[YOUR OBJECTIVE]
Every entry must be repeated exactly. Exclude all pictures.

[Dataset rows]
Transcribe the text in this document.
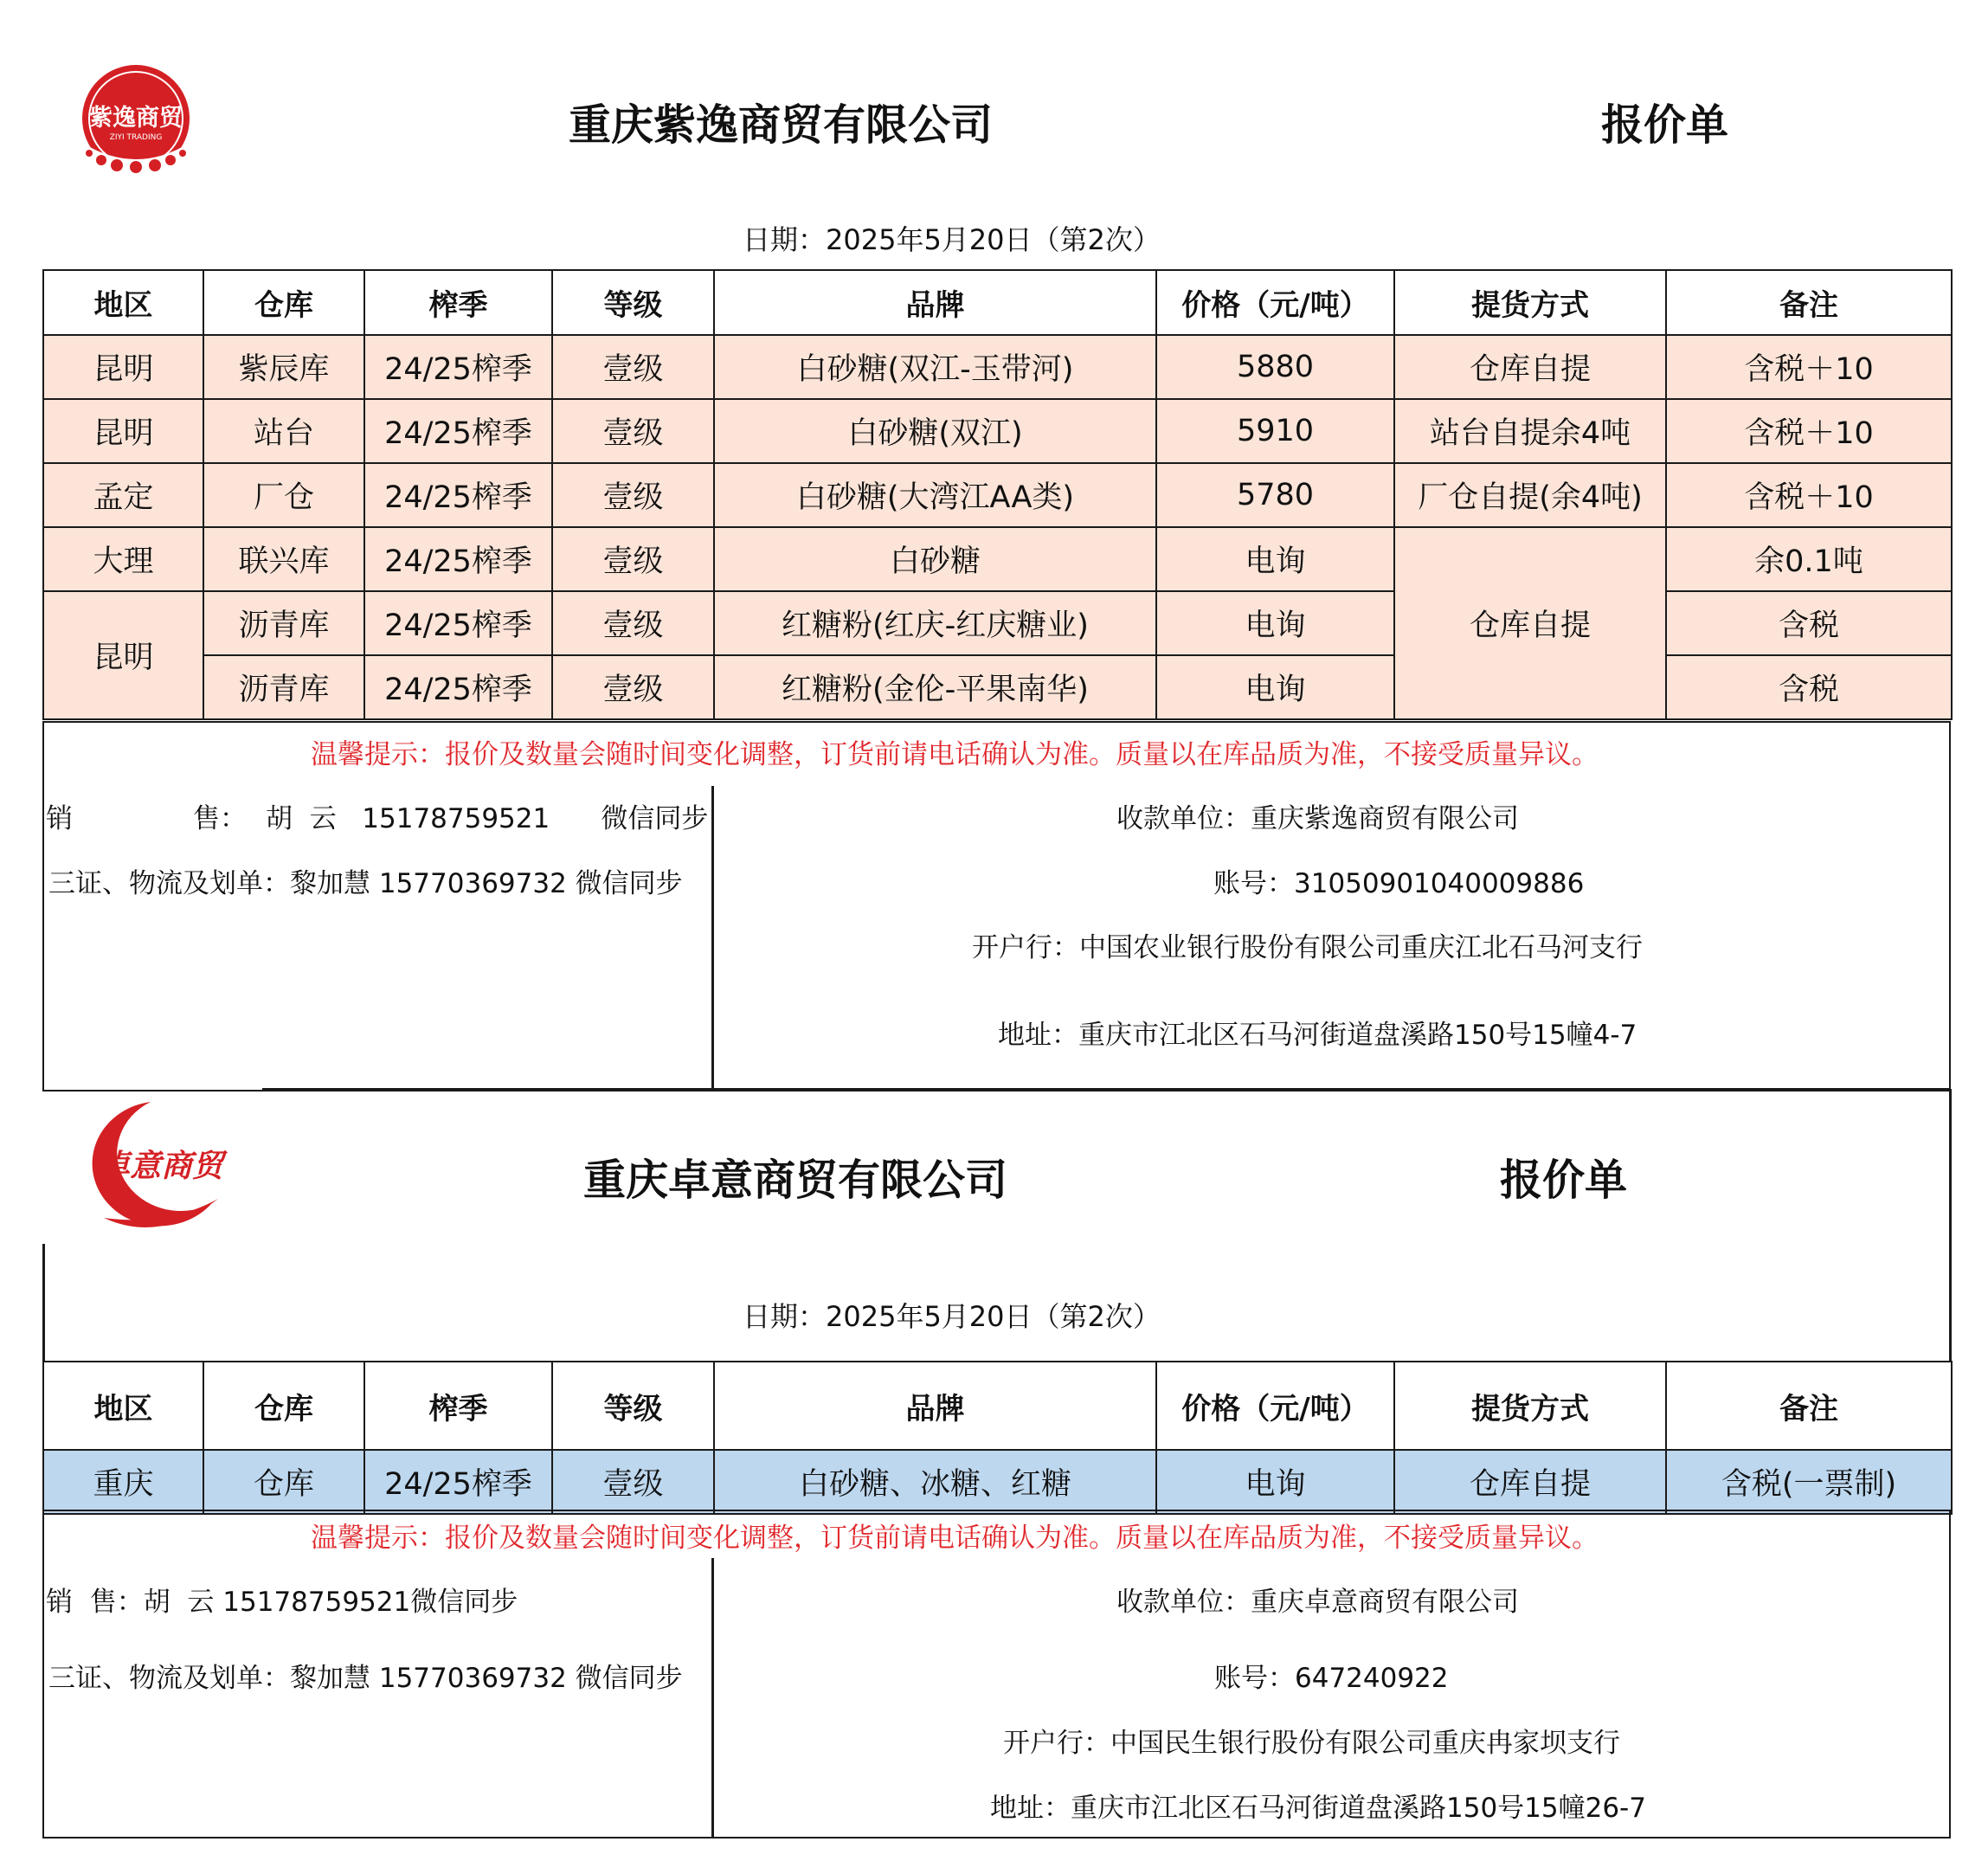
紫逸商贸
ZIYI TRADING	重庆紫逸商贸有限公司	报价单
日期：2025年5月20日（第2次）
地区	仓库	榨季	等级	品牌	价格（元/吨）	提货方式	备注
昆明	紫辰库	24/25榨季	壹级	白砂糖(双江-玉带河)	5880	仓库自提	含税＋10
昆明	站台	24/25榨季	壹级	白砂糖(双江)	5910	站台自提余4吨	含税＋10
孟定	厂仓	24/25榨季	壹级	白砂糖(大湾江AA类)	5780	厂仓自提(余4吨)	含税＋10
大理	联兴库	24/25榨季	壹级	白砂糖	电询	仓库自提	余0.1吨
昆明	沥青库	24/25榨季	壹级	红糖粉(红庆-红庆糖业)	电询		含税
	沥青库	24/25榨季	壹级	红糖粉(金伦-平果南华)	电询		含税
温馨提示：报价及数量会随时间变化调整，订货前请电话确认为准。质量以在库品质为准，不接受质量异议。
销	售： 胡  云   15178759521      微信同步
三证、物流及划单：黎加慧 15770369732 微信同步
收款单位：重庆紫逸商贸有限公司
账号：31050901040009886
开户行：中国农业银行股份有限公司重庆江北石马河支行
地址：重庆市江北区石马河街道盘溪路150号15幢4-7
卓意商贸	重庆卓意商贸有限公司	报价单
日期：2025年5月20日（第2次）
地区	仓库	榨季	等级	品牌	价格（元/吨）	提货方式	备注
重庆	仓库	24/25榨季	壹级	白砂糖、冰糖、红糖	电询	仓库自提	含税(一票制)
温馨提示：报价及数量会随时间变化调整，订货前请电话确认为准。质量以在库品质为准，不接受质量异议。
销  售：胡  云 15178759521微信同步
三证、物流及划单：黎加慧 15770369732 微信同步
收款单位：重庆卓意商贸有限公司
账号：647240922
开户行：中国民生银行股份有限公司重庆冉家坝支行
地址：重庆市江北区石马河街道盘溪路150号15幢26-7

[COMPLETE OUTPUT]
Transcribe the text in this document.
紫逸商贸
ZIYI TRADING	重庆紫逸商贸有限公司	报价单
日期：2025年5月20日（第2次）
地区	仓库	榨季	等级	品牌	价格（元/吨）	提货方式	备注
昆明	紫辰库	24/25榨季	壹级	白砂糖(双江-玉带河)	5880	仓库自提	含税＋10
昆明	站台	24/25榨季	壹级	白砂糖(双江)	5910	站台自提余4吨	含税＋10
孟定	厂仓	24/25榨季	壹级	白砂糖(大湾江AA类)	5780	厂仓自提(余4吨)	含税＋10
大理	联兴库	24/25榨季	壹级	白砂糖	电询	仓库自提	余0.1吨
昆明	沥青库	24/25榨季	壹级	红糖粉(红庆-红庆糖业)	电询		含税
	沥青库	24/25榨季	壹级	红糖粉(金伦-平果南华)	电询		含税
温馨提示：报价及数量会随时间变化调整，订货前请电话确认为准。质量以在库品质为准，不接受质量异议。
销	售： 胡  云   15178759521      微信同步
三证、物流及划单：黎加慧 15770369732 微信同步
收款单位：重庆紫逸商贸有限公司
账号：31050901040009886
开户行：中国农业银行股份有限公司重庆江北石马河支行
地址：重庆市江北区石马河街道盘溪路150号15幢4-7
卓意商贸	重庆卓意商贸有限公司	报价单
日期：2025年5月20日（第2次）
地区	仓库	榨季	等级	品牌	价格（元/吨）	提货方式	备注
重庆	仓库	24/25榨季	壹级	白砂糖、冰糖、红糖	电询	仓库自提	含税(一票制)
温馨提示：报价及数量会随时间变化调整，订货前请电话确认为准。质量以在库品质为准，不接受质量异议。
销  售：胡  云 15178759521微信同步
三证、物流及划单：黎加慧 15770369732 微信同步
收款单位：重庆卓意商贸有限公司
账号：647240922
开户行：中国民生银行股份有限公司重庆冉家坝支行
地址：重庆市江北区石马河街道盘溪路150号15幢26-7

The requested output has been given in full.